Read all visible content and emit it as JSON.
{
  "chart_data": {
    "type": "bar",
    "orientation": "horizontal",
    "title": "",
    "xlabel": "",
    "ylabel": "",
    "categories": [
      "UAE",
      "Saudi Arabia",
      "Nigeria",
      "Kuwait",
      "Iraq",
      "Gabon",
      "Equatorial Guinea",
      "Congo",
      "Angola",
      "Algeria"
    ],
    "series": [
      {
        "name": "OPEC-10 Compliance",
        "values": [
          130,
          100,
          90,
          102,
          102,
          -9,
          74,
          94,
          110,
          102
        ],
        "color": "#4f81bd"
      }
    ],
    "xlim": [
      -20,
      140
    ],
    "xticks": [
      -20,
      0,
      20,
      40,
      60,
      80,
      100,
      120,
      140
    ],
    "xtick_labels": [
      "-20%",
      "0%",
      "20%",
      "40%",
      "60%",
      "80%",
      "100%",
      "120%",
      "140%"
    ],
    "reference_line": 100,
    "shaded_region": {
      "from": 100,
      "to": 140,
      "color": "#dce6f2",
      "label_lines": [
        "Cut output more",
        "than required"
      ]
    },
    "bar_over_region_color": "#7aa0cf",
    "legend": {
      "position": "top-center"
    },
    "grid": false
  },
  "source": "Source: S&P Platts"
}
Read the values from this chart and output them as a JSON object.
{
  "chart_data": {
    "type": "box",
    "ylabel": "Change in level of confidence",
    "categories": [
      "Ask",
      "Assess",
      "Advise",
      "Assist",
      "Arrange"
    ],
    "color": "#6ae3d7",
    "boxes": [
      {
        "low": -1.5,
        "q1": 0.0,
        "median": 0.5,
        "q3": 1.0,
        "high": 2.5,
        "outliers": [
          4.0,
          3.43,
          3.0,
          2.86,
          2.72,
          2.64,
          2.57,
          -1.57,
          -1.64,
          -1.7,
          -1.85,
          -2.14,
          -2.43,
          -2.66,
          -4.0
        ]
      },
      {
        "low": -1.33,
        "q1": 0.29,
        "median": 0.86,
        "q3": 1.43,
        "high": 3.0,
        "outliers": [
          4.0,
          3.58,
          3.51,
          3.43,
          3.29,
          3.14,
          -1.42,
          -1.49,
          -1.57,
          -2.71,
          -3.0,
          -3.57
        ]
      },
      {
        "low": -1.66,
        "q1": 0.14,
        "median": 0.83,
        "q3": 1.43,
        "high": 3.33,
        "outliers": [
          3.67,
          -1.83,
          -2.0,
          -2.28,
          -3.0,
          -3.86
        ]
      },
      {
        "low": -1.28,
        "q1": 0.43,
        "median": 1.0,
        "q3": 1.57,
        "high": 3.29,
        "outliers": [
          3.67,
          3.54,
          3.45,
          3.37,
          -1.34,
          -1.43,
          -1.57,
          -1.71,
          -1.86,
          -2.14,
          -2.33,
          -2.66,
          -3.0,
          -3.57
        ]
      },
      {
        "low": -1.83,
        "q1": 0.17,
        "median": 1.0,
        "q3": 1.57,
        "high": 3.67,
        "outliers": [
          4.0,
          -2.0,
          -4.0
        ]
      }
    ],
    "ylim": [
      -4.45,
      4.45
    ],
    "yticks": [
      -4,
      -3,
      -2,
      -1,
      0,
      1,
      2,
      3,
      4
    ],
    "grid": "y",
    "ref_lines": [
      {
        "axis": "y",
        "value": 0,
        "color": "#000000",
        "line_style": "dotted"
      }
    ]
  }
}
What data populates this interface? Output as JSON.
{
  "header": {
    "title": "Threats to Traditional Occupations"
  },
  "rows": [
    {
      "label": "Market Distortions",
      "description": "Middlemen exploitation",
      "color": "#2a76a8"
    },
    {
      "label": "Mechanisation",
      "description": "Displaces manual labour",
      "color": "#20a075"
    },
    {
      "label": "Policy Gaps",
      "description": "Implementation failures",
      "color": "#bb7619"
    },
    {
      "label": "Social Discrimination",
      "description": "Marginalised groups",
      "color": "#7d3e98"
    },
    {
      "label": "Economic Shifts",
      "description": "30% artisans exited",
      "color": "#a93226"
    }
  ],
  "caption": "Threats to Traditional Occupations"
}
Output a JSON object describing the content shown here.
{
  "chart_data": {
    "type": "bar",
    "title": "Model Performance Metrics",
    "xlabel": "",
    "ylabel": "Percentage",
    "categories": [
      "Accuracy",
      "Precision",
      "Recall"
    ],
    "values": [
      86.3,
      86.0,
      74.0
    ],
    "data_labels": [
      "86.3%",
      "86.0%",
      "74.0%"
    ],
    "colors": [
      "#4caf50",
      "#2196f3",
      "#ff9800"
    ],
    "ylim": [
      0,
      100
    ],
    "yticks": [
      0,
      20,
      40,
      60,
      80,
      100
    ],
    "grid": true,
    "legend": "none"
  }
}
::::
■ Exercise aim ■
Copy out the full listing exactly.

■ Answer to this task ■
Read all visible content and emit it as JSON.
{
  "chart_data": {
    "type": "bar",
    "orientation": "horizontal",
    "title": "",
    "xlabel": "",
    "ylabel": "",
    "categories": [
      "UAE",
      "Saudi Arabia",
      "Nigeria",
      "Kuwait",
      "Iraq",
      "Gabon",
      "Equatorial Guinea",
      "Congo",
      "Angola",
      "Algeria"
    ],
    "series": [
      {
        "name": "OPEC-10 Compliance",
        "values": [
          130,
          100,
          90,
          102,
          102,
          -9,
          74,
          94,
          110,
          102
        ],
        "color": "#4f81bd"
      }
    ],
    "xlim": [
      -20,
      140
    ],
    "xticks": [
      -20,
      0,
      20,
      40,
      60,
      80,
      100,
      120,
      140
    ],
    "xtick_labels": [
      "-20%",
      "0%",
      "20%",
      "40%",
      "60%",
      "80%",
      "100%",
      "120%",
      "140%"
    ],
    "reference_line": 100,
    "shaded_region": {
      "from": 100,
      "to": 140,
      "color": "#dce6f2",
      "label_lines": [
        "Cut output more",
        "than required"
      ]
    },
    "bar_over_region_color": "#7aa0cf",
    "legend": {
      "position": "top-center"
    },
    "grid": false
  },
  "source": "Source: S&P Platts"
}
Read the values from this chart and output them as a JSON object.
{
  "chart_data": {
    "type": "box",
    "ylabel": "Change in level of confidence",
    "categories": [
      "Ask",
      "Assess",
      "Advise",
      "Assist",
      "Arrange"
    ],
    "color": "#6ae3d7",
    "boxes": [
      {
        "low": -1.5,
        "q1": 0.0,
        "median": 0.5,
        "q3": 1.0,
        "high": 2.5,
        "outliers": [
          4.0,
          3.43,
          3.0,
          2.86,
          2.72,
          2.64,
          2.57,
          -1.57,
          -1.64,
          -1.7,
          -1.85,
          -2.14,
          -2.43,
          -2.66,
          -4.0
        ]
      },
      {
        "low": -1.33,
        "q1": 0.29,
        "median": 0.86,
        "q3": 1.43,
        "high": 3.0,
        "outliers": [
          4.0,
          3.58,
          3.51,
          3.43,
          3.29,
          3.14,
          -1.42,
          -1.49,
          -1.57,
          -2.71,
          -3.0,
          -3.57
        ]
      },
      {
        "low": -1.66,
        "q1": 0.14,
        "median": 0.83,
        "q3": 1.43,
        "high": 3.33,
        "outliers": [
          3.67,
          -1.83,
          -2.0,
          -2.28,
          -3.0,
          -3.86
        ]
      },
      {
        "low": -1.28,
        "q1": 0.43,
        "median": 1.0,
        "q3": 1.57,
        "high": 3.29,
        "outliers": [
          3.67,
          3.54,
          3.45,
          3.37,
          -1.34,
          -1.43,
          -1.57,
          -1.71,
          -1.86,
          -2.14,
          -2.33,
          -2.66,
          -3.0,
          -3.57
        ]
      },
      {
        "low": -1.83,
        "q1": 0.17,
        "median": 1.0,
        "q3": 1.57,
        "high": 3.67,
        "outliers": [
          4.0,
          -2.0,
          -4.0
        ]
      }
    ],
    "ylim": [
      -4.45,
      4.45
    ],
    "yticks": [
      -4,
      -3,
      -2,
      -1,
      0,
      1,
      2,
      3,
      4
    ],
    "grid": "y",
    "ref_lines": [
      {
        "axis": "y",
        "value": 0,
        "color": "#000000",
        "line_style": "dotted"
      }
    ]
  }
}
What data populates this interface? Output as JSON.
{
  "header": {
    "title": "Threats to Traditional Occupations"
  },
  "rows": [
    {
      "label": "Market Distortions",
      "description": "Middlemen exploitation",
      "color": "#2a76a8"
    },
    {
      "label": "Mechanisation",
      "description": "Displaces manual labour",
      "color": "#20a075"
    },
    {
      "label": "Policy Gaps",
      "description": "Implementation failures",
      "color": "#bb7619"
    },
    {
      "label": "Social Discrimination",
      "description": "Marginalised groups",
      "color": "#7d3e98"
    },
    {
      "label": "Economic Shifts",
      "description": "30% artisans exited",
      "color": "#a93226"
    }
  ],
  "caption": "Threats to Traditional Occupations"
}
Output a JSON object describing the content shown here.
{
  "chart_data": {
    "type": "bar",
    "title": "Model Performance Metrics",
    "xlabel": "",
    "ylabel": "Percentage",
    "categories": [
      "Accuracy",
      "Precision",
      "Recall"
    ],
    "values": [
      86.3,
      86.0,
      74.0
    ],
    "data_labels": [
      "86.3%",
      "86.0%",
      "74.0%"
    ],
    "colors": [
      "#4caf50",
      "#2196f3",
      "#ff9800"
    ],
    "ylim": [
      0,
      100
    ],
    "yticks": [
      0,
      20,
      40,
      60,
      80,
      100
    ],
    "grid": true,
    "legend": "none"
  }
}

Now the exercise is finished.